Required work:
Wherever the word "某人身份证号码是" appears in a line, extract that line.

[Records from a dataset]

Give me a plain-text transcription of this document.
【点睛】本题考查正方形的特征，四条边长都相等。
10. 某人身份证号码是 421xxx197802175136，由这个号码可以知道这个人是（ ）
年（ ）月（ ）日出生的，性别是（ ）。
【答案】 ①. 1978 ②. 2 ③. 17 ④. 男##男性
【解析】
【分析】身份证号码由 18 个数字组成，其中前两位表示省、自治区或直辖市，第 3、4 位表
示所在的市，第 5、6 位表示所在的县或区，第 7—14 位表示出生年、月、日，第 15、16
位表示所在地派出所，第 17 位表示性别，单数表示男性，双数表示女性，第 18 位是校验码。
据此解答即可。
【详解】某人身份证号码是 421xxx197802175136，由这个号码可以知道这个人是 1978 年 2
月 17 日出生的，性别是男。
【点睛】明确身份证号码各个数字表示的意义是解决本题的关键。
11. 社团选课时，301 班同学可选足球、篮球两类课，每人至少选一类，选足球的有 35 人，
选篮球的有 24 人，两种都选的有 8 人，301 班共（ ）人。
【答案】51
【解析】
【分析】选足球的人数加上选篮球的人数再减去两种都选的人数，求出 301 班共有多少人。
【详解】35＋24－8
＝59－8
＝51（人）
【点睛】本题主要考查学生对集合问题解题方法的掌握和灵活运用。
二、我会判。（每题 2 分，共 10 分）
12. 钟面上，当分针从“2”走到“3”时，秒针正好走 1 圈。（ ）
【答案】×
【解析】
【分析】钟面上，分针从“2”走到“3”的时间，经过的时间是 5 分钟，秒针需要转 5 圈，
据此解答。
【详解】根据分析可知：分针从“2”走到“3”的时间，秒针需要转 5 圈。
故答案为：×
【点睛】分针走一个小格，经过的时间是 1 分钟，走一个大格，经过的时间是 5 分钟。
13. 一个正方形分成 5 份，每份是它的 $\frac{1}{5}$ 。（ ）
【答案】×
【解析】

Answer for the task:
10. 某人身份证号码是 421xxx197802175136，由这个号码可以知道这个人是（ ）
【详解】某人身份证号码是 421xxx197802175136，由这个号码可以知道这个人是 1978 年 2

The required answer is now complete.